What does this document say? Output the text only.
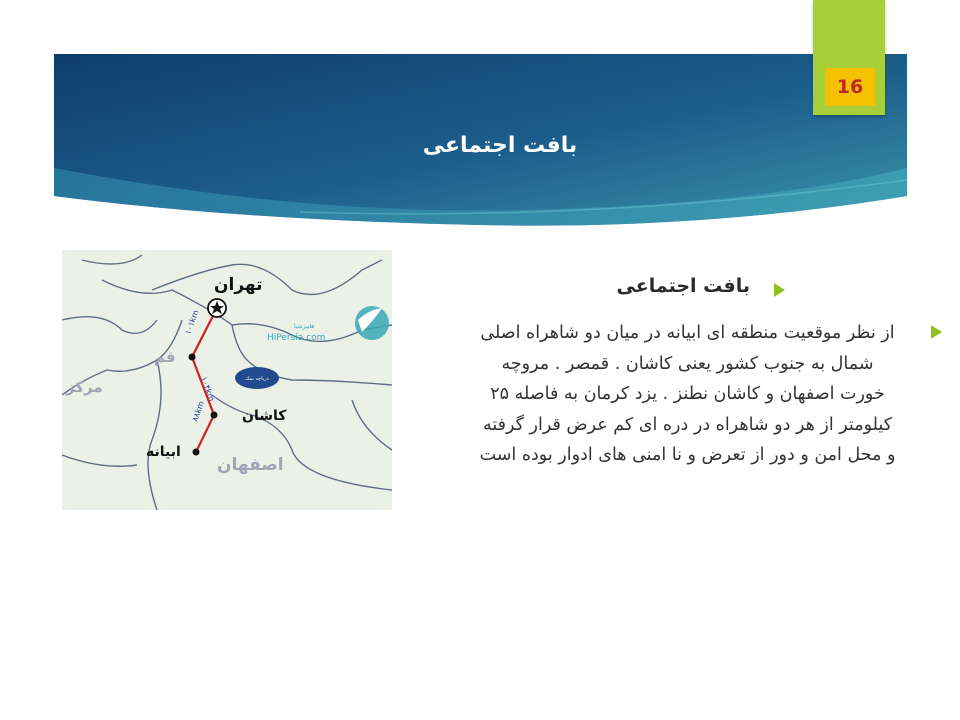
16
بافت اجتماعی
دریاچه نمک
۱۰۱km
۱۰۴km
۸۸km
تهران
قم
کاشان
ابیانه
اصفهان
مرکز
هایپرشیا
HiPersia.com
بافت اجتماعی
از نظر موقعیت منطقه ای ابیانه در میان دو شاهراه اصلی
شمال به جنوب کشور یعنی کاشان . قمصر . مروچه
خورت اصفهان و کاشان نطنز . یزد کرمان به فاصله ۲۵
کیلومتر از هر دو شاهراه در دره ای کم عرض قرار گرفته
و محل امن و دور از تعرض و نا امنی های ادوار بوده است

WHAT TO DO:
Repeat all of the data above word for word, minus the pictures.

RESPONSE TO THIS EXERCISE:
What does this document say? Output the text only.
16
بافت اجتماعی
دریاچه نمک
۱۰۱km
۱۰۴km
۸۸km
تهران
قم
کاشان
ابیانه
اصفهان
مرکز
هایپرشیا
HiPersia.com
بافت اجتماعی
از نظر موقعیت منطقه ای ابیانه در میان دو شاهراه اصلی
شمال به جنوب کشور یعنی کاشان . قمصر . مروچه
خورت اصفهان و کاشان نطنز . یزد کرمان به فاصله ۲۵
کیلومتر از هر دو شاهراه در دره ای کم عرض قرار گرفته
و محل امن و دور از تعرض و نا امنی های ادوار بوده است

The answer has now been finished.